▶ **Page excerpt**:
»»

Last Updated: 26 February 2009

FEDERAL COURT OF AUSTRALIA


SZJLN v Minister for Immigration and Citizenship [2009] FCA 144


Migration Act 1958 (Cth) ss 422B, 424A


Attorney-General (NSW) v Quin [1990] HCA 21; (1990) 170 CLR 1 cited
Re Minister for Immigration; Ex parte Duraraijasingham [2000] HCA 1; (2000) 168 ALR 407 applied
SZBYR v Minister for Immigration and Citizenship [2007] HCA 26; (2007) 81 ALJR 1190 applied
SZGHS v Minister for Immigration and Citizenship [2007] FCA 1572 cited


SZJLN and SZJLO v MINISTER FOR IMMIGRATION AND CITIZENSHIP and REFUGEE REVIEW TRIBUNAL
NSD1237 of 2008


LOGAN J
16 FEBRUARY 2009
SYDNEY


IN THE FEDERAL COURT OF AUSTRALIA

NEW SOUTH WALES DISTRICT REGISTRY
NSD1237 of 2008

ON APPEAL FROM THE FEDERAL MAGISTRATES COURT OF AUSTRALIA

BETWEEN:
SZJLN
First Appellant

SZJLO
Second Appellant

AND:
MINISTER FOR IMMIGRATION AND CITIZENSHIP
First Respondent

REFUGEE REVIEW TRIBUNAL
Second Respondent

JUDGE:
LOGAN J
DATE OF ORDER:
16 FEBRUARY 2009
WHERE MADE:
SYDNEY

THE COURT ORDERS THAT:


  1. The appeal is dismissed.
  2. The Appellants are to pay the First Respondent’s costs fixed in the sum of $2,870.

««

(Element placement data)
»»

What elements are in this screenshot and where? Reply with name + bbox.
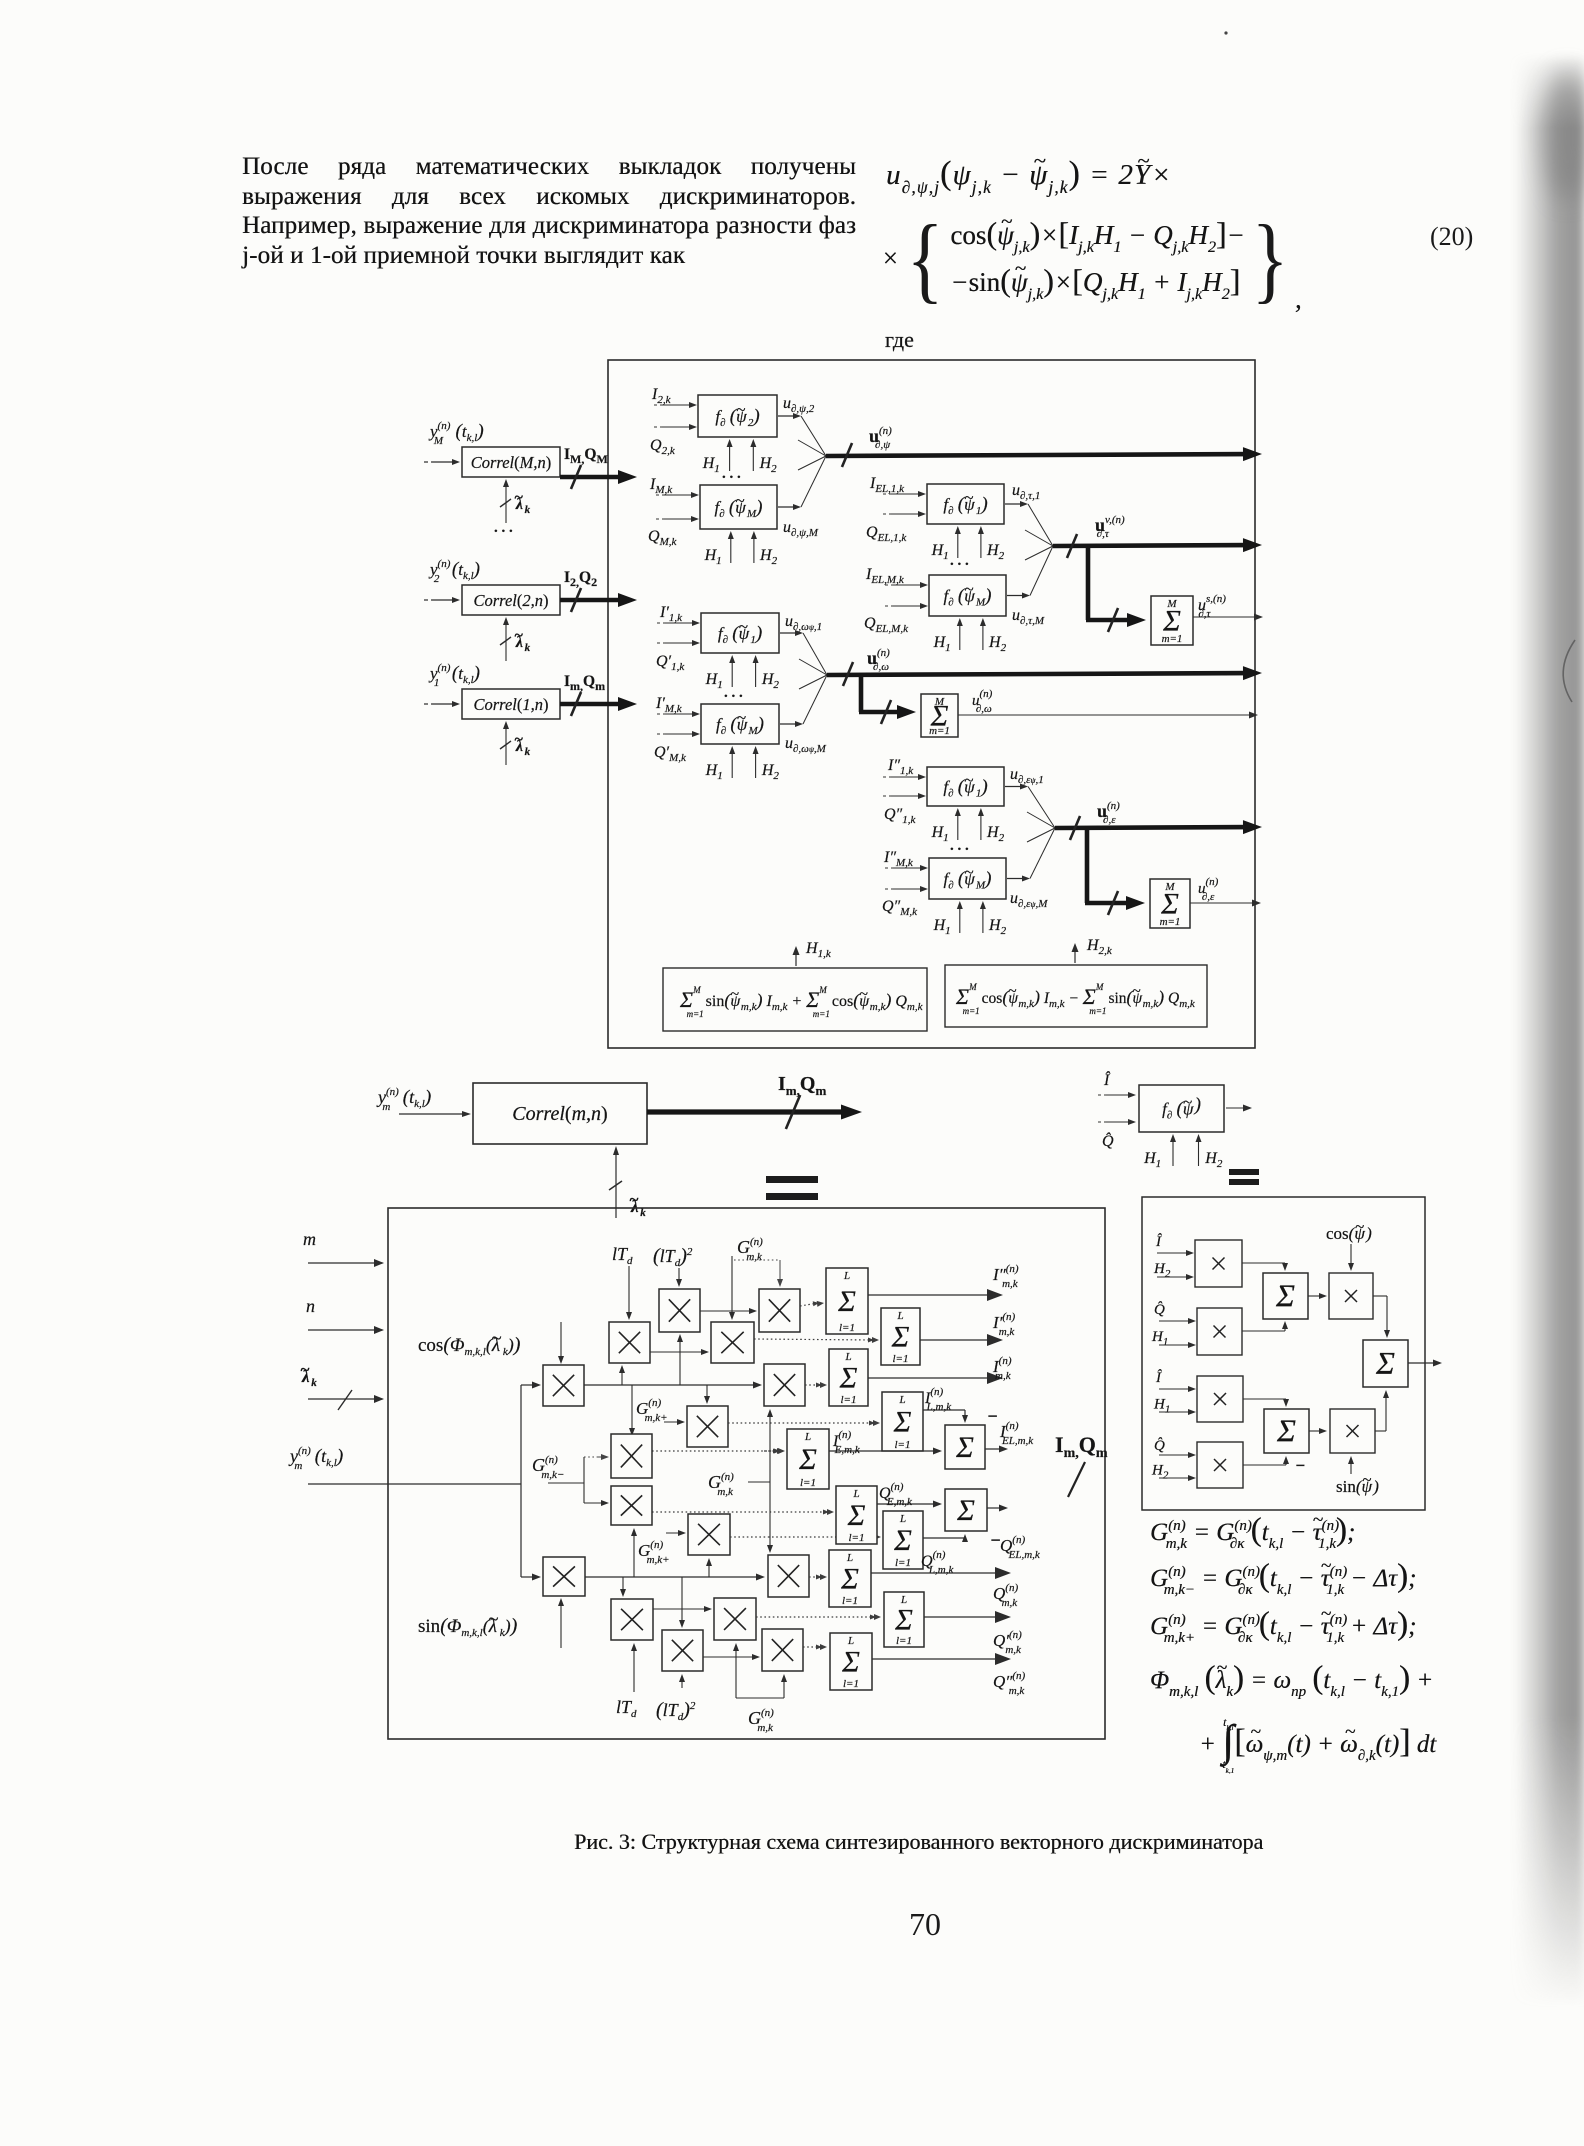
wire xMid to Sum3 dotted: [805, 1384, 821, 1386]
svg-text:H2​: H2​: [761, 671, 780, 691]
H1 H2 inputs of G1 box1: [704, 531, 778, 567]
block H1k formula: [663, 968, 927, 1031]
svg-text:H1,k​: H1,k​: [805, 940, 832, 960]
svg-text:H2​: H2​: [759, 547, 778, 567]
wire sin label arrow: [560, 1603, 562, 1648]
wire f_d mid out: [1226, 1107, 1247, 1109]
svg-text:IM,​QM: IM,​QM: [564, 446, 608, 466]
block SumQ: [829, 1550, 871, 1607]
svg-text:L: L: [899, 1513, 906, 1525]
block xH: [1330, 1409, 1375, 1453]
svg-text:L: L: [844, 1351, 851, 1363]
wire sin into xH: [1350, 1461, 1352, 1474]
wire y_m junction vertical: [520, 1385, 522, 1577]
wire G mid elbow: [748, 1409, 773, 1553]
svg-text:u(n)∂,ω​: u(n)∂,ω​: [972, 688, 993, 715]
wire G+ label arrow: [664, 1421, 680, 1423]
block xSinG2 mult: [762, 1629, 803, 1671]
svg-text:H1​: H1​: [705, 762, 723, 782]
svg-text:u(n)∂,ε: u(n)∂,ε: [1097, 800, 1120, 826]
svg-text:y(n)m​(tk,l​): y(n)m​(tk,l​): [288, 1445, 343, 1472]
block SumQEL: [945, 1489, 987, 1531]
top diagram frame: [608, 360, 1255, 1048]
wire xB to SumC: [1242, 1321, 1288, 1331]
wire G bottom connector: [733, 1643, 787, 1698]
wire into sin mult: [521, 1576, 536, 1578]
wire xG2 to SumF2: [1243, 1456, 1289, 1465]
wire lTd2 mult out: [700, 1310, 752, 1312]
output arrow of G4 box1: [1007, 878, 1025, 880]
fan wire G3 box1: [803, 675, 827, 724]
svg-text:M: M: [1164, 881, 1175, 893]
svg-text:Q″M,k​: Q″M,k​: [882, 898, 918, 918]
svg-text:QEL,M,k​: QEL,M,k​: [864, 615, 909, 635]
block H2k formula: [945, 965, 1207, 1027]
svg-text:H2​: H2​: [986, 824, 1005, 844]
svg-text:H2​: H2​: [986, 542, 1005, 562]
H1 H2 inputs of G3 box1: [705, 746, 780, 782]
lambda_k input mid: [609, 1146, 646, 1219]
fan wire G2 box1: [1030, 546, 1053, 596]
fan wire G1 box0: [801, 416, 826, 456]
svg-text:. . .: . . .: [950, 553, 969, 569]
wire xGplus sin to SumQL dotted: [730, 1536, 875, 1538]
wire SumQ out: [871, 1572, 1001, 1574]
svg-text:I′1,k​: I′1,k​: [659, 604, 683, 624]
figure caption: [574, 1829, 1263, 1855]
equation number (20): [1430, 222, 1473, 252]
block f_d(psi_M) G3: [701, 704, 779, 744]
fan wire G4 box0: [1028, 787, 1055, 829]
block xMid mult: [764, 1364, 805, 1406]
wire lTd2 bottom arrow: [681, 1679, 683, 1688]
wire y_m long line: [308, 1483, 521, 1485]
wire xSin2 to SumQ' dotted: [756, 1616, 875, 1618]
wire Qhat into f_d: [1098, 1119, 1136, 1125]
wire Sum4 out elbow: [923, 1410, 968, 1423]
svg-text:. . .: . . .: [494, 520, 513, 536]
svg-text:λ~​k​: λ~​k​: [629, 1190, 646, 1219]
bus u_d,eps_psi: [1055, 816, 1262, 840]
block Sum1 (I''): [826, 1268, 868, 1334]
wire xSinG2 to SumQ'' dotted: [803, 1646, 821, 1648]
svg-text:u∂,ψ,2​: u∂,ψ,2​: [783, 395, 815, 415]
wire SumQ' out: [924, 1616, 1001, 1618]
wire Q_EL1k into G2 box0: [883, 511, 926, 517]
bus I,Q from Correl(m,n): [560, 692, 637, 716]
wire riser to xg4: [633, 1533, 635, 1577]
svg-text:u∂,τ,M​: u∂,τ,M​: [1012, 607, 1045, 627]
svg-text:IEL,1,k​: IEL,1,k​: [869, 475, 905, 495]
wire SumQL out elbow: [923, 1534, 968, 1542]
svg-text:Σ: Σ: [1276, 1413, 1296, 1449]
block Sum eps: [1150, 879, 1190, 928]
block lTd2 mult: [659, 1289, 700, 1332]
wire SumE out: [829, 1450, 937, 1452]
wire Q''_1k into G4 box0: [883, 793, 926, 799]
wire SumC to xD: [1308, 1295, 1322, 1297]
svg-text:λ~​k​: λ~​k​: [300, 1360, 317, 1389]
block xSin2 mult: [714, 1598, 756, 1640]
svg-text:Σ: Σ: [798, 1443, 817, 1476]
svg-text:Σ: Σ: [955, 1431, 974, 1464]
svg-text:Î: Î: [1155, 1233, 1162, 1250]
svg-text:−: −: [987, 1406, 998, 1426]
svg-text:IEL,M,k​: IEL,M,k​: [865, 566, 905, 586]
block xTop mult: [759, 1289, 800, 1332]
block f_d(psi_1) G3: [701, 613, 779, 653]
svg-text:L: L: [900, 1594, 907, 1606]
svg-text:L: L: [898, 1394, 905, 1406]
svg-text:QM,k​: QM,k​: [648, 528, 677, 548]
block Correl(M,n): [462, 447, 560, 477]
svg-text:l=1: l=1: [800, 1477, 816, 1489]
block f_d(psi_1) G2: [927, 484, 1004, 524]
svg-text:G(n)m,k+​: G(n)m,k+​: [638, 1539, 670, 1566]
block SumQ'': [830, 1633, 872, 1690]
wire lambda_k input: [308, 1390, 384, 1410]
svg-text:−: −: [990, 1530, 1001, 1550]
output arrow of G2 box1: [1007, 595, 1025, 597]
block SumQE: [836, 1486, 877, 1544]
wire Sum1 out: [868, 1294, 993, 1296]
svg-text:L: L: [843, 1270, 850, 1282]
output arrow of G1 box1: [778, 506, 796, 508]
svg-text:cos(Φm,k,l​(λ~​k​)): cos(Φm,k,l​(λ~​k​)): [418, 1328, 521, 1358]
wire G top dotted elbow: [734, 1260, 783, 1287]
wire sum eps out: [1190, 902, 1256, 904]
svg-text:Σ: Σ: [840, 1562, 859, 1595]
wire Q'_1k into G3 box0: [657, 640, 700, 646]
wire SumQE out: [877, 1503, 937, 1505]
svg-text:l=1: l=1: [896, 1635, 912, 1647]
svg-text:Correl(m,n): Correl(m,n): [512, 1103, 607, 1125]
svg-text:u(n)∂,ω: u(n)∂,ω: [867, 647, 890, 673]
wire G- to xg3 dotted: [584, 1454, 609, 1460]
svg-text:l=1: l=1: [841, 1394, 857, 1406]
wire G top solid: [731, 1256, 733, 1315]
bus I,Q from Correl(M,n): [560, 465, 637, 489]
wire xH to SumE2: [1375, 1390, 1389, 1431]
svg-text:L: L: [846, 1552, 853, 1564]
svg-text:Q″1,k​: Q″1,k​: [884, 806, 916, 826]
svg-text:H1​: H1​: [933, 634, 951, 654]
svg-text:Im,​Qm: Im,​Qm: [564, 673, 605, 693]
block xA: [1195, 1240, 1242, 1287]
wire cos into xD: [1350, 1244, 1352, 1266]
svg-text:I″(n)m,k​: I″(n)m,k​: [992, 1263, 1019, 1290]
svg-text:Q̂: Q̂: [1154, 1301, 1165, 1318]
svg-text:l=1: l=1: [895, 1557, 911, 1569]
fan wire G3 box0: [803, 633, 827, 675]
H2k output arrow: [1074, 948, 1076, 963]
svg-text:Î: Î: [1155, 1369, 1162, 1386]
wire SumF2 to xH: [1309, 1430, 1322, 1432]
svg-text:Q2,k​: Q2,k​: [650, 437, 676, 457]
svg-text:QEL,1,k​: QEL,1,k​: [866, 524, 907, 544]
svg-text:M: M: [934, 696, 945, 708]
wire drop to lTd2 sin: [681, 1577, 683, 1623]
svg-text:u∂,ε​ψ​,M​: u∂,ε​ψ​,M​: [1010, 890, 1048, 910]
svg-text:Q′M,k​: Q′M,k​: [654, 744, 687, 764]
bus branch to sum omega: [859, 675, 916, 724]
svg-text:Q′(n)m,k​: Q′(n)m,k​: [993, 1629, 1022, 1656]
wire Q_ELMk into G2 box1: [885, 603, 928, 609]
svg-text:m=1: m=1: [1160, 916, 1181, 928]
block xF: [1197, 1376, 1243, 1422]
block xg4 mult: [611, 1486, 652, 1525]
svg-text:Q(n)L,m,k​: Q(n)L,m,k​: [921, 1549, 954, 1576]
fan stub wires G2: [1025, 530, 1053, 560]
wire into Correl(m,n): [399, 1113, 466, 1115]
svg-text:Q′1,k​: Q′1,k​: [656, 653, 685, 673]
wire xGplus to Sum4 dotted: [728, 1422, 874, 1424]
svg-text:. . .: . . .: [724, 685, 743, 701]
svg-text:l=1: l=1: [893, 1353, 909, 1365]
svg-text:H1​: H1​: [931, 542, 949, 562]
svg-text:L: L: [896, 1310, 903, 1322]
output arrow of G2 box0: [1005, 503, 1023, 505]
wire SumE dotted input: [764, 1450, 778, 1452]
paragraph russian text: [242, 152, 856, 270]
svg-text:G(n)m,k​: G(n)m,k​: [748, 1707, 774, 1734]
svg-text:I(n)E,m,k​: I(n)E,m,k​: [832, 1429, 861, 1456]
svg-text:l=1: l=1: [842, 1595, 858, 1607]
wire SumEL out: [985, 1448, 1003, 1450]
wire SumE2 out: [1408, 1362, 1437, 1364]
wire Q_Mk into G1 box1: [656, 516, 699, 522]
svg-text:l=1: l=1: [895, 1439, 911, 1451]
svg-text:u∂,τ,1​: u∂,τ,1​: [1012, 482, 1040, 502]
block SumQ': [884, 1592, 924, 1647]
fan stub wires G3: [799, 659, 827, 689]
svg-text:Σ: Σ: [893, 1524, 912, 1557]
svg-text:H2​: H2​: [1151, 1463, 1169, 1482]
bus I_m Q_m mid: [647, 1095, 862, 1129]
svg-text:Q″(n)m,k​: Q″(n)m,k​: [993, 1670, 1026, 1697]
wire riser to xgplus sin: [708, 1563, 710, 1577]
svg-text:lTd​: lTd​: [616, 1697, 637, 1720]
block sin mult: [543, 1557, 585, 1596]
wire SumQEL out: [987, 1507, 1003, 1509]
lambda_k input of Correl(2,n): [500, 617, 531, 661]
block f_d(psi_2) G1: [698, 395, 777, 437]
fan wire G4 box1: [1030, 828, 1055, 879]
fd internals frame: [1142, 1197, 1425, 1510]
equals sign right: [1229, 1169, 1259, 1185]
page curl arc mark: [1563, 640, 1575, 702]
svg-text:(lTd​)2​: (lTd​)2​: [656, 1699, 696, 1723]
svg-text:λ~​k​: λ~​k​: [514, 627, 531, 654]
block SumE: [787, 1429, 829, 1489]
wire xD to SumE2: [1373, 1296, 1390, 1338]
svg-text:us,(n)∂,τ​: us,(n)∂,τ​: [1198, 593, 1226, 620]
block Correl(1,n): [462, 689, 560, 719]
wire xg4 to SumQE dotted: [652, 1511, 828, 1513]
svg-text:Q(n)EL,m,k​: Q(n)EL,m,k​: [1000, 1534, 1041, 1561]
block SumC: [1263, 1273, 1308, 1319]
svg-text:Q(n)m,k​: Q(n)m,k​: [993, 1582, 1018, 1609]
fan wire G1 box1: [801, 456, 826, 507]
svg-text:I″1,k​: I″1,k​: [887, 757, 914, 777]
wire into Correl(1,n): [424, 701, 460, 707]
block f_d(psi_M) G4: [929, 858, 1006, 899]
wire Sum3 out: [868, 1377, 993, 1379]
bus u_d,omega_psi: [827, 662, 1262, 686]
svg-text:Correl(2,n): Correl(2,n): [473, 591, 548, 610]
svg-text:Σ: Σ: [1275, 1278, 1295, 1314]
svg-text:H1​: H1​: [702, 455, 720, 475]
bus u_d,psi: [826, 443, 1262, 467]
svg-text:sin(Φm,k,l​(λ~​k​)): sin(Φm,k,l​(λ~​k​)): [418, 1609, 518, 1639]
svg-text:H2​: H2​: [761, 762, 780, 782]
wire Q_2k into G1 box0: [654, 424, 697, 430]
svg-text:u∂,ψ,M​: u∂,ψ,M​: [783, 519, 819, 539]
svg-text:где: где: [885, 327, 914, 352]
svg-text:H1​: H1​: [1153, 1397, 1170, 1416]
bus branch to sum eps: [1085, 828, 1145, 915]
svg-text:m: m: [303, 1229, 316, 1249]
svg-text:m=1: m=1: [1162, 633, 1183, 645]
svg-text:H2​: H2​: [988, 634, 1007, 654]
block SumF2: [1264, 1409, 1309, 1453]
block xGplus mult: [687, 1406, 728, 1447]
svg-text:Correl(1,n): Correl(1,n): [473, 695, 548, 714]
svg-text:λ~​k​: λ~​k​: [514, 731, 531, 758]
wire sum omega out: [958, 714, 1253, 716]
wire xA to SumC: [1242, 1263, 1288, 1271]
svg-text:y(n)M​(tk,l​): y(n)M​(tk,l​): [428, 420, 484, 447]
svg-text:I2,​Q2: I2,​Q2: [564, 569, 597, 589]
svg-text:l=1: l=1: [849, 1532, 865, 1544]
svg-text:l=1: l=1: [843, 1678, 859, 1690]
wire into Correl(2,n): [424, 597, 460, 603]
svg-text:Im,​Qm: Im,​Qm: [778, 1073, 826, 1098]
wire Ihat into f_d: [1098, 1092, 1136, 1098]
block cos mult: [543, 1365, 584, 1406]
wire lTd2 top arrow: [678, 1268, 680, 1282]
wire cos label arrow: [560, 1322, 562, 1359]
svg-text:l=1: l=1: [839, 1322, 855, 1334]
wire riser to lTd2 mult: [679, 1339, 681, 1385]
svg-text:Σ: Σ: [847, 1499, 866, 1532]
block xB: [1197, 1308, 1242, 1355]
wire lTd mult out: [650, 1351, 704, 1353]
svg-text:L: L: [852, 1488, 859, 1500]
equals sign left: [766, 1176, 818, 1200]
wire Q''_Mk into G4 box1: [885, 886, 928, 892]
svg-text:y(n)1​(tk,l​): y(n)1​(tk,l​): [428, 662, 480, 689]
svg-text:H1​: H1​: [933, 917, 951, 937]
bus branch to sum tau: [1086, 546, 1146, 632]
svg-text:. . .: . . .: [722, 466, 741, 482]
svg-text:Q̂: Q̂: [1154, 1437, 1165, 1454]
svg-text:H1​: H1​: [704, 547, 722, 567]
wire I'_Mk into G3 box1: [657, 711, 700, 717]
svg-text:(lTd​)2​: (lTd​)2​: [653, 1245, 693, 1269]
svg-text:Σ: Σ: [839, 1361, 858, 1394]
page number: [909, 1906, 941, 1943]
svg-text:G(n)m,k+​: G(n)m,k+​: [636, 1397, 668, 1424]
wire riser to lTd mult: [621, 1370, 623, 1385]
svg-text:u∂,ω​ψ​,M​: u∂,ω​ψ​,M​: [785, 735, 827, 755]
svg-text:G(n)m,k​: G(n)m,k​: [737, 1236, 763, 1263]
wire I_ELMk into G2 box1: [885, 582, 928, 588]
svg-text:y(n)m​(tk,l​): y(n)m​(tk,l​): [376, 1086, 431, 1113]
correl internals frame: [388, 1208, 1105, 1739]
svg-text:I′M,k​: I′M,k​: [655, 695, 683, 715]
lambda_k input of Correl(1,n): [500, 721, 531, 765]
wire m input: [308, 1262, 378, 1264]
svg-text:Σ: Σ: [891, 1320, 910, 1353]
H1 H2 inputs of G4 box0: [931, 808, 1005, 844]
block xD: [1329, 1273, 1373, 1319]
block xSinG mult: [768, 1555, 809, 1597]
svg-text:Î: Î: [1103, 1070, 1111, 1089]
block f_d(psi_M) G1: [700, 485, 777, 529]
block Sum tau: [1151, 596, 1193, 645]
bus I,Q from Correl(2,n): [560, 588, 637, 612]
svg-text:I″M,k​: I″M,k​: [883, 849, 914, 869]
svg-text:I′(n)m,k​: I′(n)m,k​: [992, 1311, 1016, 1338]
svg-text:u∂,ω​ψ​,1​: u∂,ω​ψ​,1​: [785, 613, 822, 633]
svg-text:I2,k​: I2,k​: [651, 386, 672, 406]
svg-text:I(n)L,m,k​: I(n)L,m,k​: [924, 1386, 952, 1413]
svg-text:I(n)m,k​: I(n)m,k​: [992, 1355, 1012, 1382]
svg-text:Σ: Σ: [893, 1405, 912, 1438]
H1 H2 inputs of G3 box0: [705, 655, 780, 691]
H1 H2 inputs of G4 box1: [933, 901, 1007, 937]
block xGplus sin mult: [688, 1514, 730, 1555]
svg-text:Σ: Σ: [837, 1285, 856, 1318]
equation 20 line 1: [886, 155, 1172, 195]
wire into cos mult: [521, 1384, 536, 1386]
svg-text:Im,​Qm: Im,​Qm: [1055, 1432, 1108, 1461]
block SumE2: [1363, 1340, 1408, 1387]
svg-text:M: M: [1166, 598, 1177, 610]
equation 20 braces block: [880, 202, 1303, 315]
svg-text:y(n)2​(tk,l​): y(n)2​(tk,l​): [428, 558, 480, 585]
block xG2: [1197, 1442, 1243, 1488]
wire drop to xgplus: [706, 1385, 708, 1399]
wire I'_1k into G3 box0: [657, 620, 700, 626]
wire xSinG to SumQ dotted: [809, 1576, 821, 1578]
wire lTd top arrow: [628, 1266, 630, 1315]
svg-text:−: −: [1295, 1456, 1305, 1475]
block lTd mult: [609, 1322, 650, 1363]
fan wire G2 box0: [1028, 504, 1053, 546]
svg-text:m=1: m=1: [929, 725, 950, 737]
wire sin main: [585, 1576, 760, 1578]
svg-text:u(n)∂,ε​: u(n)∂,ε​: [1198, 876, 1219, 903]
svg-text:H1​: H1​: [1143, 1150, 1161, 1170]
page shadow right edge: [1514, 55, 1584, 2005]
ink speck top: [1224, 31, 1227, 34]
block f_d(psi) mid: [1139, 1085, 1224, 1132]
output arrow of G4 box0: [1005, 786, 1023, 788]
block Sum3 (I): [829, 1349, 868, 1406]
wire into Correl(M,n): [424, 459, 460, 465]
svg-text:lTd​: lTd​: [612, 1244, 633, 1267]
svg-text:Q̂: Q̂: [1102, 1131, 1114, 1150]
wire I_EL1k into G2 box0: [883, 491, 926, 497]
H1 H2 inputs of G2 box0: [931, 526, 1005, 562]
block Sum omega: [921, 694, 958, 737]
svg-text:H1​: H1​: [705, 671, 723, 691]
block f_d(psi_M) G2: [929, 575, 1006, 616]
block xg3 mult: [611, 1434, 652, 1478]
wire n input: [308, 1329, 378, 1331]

««

▶ **Work to complete**:
(A) According to the court judgment excerpt, what amount is fixed for the costs the appellants must pay the First Respondent?
(B) Continue the court judgment excerpt from its last order onward.

▶ **Exercise answers**:
(A) $2,870.

(B)
Note: Settlement and entry of orders is dealt with in Order 36 of the Federal Court Rules.
The text of entered orders can be located using eSearch on the Court’s website.


IN THE FEDERAL COURT OF AUSTRALIA

NEW SOUTH WALES DISTRICT REGISTRY
NSD1237 of 2008

ON APPEAL FROM THE FEDERAL MAGISTRATES COURT OF AUSTRALIA

BETWEEN:
SZJLN
First Appellant

SZJLO
Second Appellant

AND:
MINISTER FOR IMMIGRATION AND CITIZENSHIP
First Respondent

REFUGEE REVIEW TRIBUNAL
Second Respondent

JUDGE:
LOGAN J
DATE:
16 FEBRUARY 2009
PLACE:
SYDNEY

REASONS FOR JUDGMENT

  1. The male Appellant and his wife, who is also an Appellant on this appeal, are each citizens of India. They came to Australia on 17 February 2006. On 30 March 2006, the male Appellant lodged with the Department of Immigration and Citizenship an application for what is known as a protection visa. The male Appellant’s wife also sought a visa of that kind but her claim for a visa was and has remained a derivative one. By that I mean that she did not, before the Department or later, lodge any separate claim to that of her husband. On 3 May 2006, a delegate of the Minister for Immigration and Citizenship (the Minister), who is the active Respondent to this appeal, refused the protection visa applications.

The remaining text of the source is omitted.